**GIVEN EXERCISE**
Scan the data below for the string "предпринимателя". Show every line where it turns up.
▽
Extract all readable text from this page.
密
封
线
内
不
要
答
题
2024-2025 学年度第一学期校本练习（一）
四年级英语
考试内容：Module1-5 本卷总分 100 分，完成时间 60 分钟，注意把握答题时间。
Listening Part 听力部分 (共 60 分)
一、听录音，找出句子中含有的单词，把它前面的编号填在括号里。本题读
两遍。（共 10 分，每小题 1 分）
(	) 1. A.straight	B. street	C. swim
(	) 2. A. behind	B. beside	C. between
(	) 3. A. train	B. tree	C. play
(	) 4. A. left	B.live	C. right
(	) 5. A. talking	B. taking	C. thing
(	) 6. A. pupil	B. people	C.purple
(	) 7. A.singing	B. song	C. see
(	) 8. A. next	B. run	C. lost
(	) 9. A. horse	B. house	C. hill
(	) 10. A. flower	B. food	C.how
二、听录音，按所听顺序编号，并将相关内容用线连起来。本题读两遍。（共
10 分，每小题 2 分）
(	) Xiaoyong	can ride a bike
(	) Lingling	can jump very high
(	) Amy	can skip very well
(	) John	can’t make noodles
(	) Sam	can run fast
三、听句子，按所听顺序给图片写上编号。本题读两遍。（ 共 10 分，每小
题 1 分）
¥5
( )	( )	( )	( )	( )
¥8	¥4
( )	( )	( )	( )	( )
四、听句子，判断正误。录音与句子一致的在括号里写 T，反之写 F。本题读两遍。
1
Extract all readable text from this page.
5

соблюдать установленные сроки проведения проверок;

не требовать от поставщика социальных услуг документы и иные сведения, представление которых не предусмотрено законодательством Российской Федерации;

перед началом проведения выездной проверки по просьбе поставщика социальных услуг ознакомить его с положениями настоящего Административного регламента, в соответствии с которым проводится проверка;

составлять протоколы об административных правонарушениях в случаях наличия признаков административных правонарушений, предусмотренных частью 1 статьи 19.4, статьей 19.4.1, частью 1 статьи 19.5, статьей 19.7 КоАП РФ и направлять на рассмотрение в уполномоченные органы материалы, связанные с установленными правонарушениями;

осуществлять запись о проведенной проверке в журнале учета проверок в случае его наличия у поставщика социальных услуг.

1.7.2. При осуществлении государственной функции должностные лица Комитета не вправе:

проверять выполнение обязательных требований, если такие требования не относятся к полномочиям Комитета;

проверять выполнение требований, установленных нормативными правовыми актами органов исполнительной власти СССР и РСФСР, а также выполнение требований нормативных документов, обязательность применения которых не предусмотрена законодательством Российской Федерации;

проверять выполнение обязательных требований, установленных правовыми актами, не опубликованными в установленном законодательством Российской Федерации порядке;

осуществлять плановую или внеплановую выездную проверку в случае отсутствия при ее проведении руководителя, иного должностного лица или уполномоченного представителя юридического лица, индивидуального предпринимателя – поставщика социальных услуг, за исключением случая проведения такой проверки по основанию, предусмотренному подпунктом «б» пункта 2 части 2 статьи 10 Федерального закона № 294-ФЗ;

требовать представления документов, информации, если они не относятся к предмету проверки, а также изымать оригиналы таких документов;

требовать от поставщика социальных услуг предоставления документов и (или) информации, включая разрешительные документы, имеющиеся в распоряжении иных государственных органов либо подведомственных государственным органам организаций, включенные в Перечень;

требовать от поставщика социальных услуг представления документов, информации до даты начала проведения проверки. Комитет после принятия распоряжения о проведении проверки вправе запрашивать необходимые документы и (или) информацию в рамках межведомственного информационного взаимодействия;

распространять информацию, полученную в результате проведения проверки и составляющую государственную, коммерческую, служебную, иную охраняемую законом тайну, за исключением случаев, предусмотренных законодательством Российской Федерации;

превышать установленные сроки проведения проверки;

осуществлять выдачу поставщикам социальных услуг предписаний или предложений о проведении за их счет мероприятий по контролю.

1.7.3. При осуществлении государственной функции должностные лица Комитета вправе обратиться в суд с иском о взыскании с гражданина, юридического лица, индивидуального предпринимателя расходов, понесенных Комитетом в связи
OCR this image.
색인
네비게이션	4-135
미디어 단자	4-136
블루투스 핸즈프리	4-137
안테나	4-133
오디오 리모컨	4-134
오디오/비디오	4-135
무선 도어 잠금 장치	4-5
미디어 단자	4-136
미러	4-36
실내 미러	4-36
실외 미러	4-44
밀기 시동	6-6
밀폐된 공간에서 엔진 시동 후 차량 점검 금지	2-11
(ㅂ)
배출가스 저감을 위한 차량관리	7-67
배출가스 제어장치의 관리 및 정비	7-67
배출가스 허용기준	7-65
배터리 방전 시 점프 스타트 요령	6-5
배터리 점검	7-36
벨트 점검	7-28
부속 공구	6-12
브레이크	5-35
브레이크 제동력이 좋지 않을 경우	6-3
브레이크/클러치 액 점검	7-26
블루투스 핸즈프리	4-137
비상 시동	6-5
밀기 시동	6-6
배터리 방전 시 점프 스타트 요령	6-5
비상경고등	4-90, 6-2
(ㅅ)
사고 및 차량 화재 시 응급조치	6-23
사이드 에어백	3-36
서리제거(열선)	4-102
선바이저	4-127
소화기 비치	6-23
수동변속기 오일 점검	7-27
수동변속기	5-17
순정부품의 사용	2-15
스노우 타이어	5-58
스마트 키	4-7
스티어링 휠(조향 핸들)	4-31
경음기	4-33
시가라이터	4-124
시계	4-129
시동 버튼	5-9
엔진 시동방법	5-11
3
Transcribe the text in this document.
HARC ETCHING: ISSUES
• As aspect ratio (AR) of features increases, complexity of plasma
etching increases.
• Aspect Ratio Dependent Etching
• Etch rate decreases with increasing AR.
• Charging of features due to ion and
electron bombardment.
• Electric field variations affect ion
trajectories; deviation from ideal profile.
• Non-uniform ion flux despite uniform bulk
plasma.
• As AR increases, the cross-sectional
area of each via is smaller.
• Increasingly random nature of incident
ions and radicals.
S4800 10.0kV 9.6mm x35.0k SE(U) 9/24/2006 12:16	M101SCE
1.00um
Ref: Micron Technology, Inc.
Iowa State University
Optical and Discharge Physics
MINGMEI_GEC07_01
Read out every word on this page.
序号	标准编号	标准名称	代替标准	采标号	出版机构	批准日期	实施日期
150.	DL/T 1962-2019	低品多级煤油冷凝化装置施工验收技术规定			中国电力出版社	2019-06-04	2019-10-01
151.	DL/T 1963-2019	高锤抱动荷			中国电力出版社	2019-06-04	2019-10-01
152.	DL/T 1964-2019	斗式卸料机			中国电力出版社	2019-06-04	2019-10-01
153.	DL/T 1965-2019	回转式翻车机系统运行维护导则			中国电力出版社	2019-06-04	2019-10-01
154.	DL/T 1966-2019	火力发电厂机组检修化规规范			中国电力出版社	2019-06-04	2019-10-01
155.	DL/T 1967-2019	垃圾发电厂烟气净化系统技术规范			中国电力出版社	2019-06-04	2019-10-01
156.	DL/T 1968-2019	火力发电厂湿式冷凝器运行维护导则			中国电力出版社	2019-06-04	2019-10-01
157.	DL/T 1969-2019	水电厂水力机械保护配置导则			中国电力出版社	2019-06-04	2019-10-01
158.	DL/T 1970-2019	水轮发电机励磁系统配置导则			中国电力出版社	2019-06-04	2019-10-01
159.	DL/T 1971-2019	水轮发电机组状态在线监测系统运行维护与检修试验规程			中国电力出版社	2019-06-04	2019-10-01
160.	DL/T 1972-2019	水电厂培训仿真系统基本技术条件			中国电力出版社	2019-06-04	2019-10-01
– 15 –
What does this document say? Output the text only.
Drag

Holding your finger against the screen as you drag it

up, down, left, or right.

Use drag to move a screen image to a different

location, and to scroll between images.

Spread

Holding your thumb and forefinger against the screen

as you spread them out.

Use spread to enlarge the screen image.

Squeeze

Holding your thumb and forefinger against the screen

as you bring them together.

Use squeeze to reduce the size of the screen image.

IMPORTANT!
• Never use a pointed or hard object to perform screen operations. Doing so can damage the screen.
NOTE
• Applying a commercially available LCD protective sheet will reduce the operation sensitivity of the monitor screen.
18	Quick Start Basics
△
**WRITTEN SOLUTION**
осуществлять плановую или внеплановую выездную проверку в случае отсутствия при ее проведении руководителя, иного должностного лица или уполномоченного представителя юридического лица, индивидуального предпринимателя – поставщика социальных услуг, за исключением случая проведения такой проверки по основанию, предусмотренному подпунктом «б» пункта 2 части 2 статьи 10 Федерального закона № 294-ФЗ;
1.7.3. При осуществлении государственной функции должностные лица Комитета вправе обратиться в суд с иском о взыскании с гражданина, юридического лица, индивидуального предпринимателя расходов, понесенных Комитетом в связи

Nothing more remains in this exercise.